- _REQUIREMENTS_: Write every line out verbatim and omit the pictures.

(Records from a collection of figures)

= = = = =

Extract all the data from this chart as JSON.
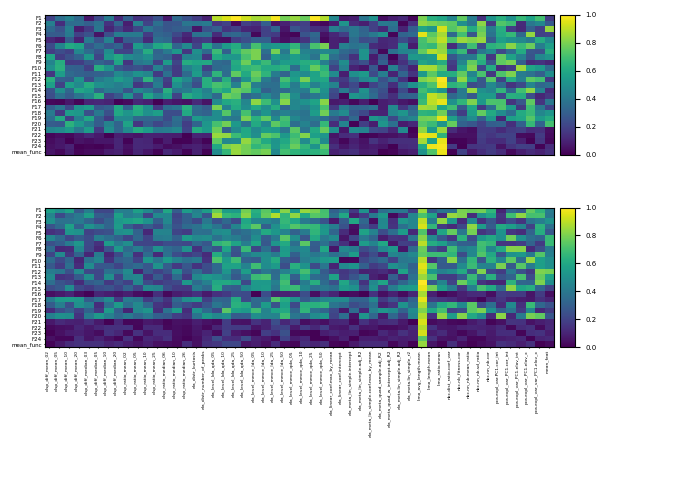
{
  "row_labels": [
    "F1",
    "F2",
    "F3",
    "F4",
    "F5",
    "F6",
    "F7",
    "F8",
    "F9",
    "F10",
    "F11",
    "F12",
    "F13",
    "F14",
    "F15",
    "F16",
    "F17",
    "F18",
    "F19",
    "F20",
    "F21",
    "F22",
    "F23",
    "F24",
    "mean_func"
  ],
  "xlabels": [
    "disp_diff_mean_02",
    "disp_diff_mean_05",
    "disp_diff_mean_10",
    "disp_diff_mean_20",
    "disp_diff_median_03",
    "disp_diff_median_05",
    "disp_diff_median_10",
    "disp_diff_median_20",
    "disp_ratio_mean_02",
    "disp_ratio_mean_05",
    "disp_ratio_mean_10",
    "disp_ratio_mean_25",
    "disp_ratio_median_06",
    "disp_ratio_median_10",
    "disp_ratio_median_26",
    "ela_distr_kurtosis",
    "ela_distr_number_of_peaks",
    "ela_level_lda_qda_05",
    "ela_level_lda_qda_10",
    "ela_level_lda_qda_25",
    "ela_level_lda_qda_50",
    "ela_level_mmce_lda_05",
    "ela_level_mmce_lda_10",
    "ela_level_mmce_lda_25",
    "ela_level_mmce_lda_50",
    "ela_level_mmce_qda_05",
    "ela_level_mmce_qda_10",
    "ela_level_mmce_qda_25",
    "ela_level_mmce_qda_50",
    "ela_linear_coef.max_by_mean",
    "ela_linear_coef.intercept",
    "ela_meta_lin_simple.intercept",
    "ela_meta_lin_simple.adj_R2",
    "ela_meta_lin_simple.coef.max_by_mean",
    "ela_meta_quad_sample.adj_R2",
    "ela_meta_quad_w_intercept.adj_R2",
    "ela_meta.lin_simple.adj_R2",
    "ela_meta.lin_simple_r2",
    "limo_avg_length.mean",
    "limo_length.mean",
    "limo_ratio.mean",
    "nbc.dist_ratio.coef_var",
    "nbc.nb_fitness.cor",
    "nbc.nn_nb.mean_ratio",
    "nbc.nn_nb.sd_ratio",
    "nbc.nn_nb.cor",
    "pca.expl_var.PC1.cor_int",
    "pca.expl_var_PC1.cor_int",
    "pca.expl_var_PC1.elov_int",
    "pca.expl_var_PC1.elov_x",
    "pca.expl_var_var_PC1.elov_x",
    "mean_feat"
  ],
  "n_rows": 25,
  "cmap": "viridis",
  "vmin": 0.0,
  "vmax": 1.0
}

= = = = =

- _WORKED SOLUTION_:
Extract all the data from this chart as JSON.
{
  "row_labels": [
    "F1",
    "F2",
    "F3",
    "F4",
    "F5",
    "F6",
    "F7",
    "F8",
    "F9",
    "F10",
    "F11",
    "F12",
    "F13",
    "F14",
    "F15",
    "F16",
    "F17",
    "F18",
    "F19",
    "F20",
    "F21",
    "F22",
    "F23",
    "F24",
    "mean_func"
  ],
  "xlabels": [
    "disp_diff_mean_02",
    "disp_diff_mean_05",
    "disp_diff_mean_10",
    "disp_diff_mean_20",
    "disp_diff_median_03",
    "disp_diff_median_05",
    "disp_diff_median_10",
    "disp_diff_median_20",
    "disp_ratio_mean_02",
    "disp_ratio_mean_05",
    "disp_ratio_mean_10",
    "disp_ratio_mean_25",
    "disp_ratio_median_06",
    "disp_ratio_median_10",
    "disp_ratio_median_26",
    "ela_distr_kurtosis",
    "ela_distr_number_of_peaks",
    "ela_level_lda_qda_05",
    "ela_level_lda_qda_10",
    "ela_level_lda_qda_25",
    "ela_level_lda_qda_50",
    "ela_level_mmce_lda_05",
    "ela_level_mmce_lda_10",
    "ela_level_mmce_lda_25",
    "ela_level_mmce_lda_50",
    "ela_level_mmce_qda_05",
    "ela_level_mmce_qda_10",
    "ela_level_mmce_qda_25",
    "ela_level_mmce_qda_50",
    "ela_linear_coef.max_by_mean",
    "ela_linear_coef.intercept",
    "ela_meta_lin_simple.intercept",
    "ela_meta_lin_simple.adj_R2",
    "ela_meta_lin_simple.coef.max_by_mean",
    "ela_meta_quad_sample.adj_R2",
    "ela_meta_quad_w_intercept.adj_R2",
    "ela_meta.lin_simple.adj_R2",
    "ela_meta.lin_simple_r2",
    "limo_avg_length.mean",
    "limo_length.mean",
    "limo_ratio.mean",
    "nbc.dist_ratio.coef_var",
    "nbc.nb_fitness.cor",
    "nbc.nn_nb.mean_ratio",
    "nbc.nn_nb.sd_ratio",
    "nbc.nn_nb.cor",
    "pca.expl_var.PC1.cor_int",
    "pca.expl_var_PC1.cor_int",
    "pca.expl_var_PC1.elov_int",
    "pca.expl_var_PC1.elov_x",
    "pca.expl_var_var_PC1.elov_x",
    "mean_feat"
  ],
  "n_rows": 25,
  "cmap": "viridis",
  "vmin": 0.0,
  "vmax": 1.0
}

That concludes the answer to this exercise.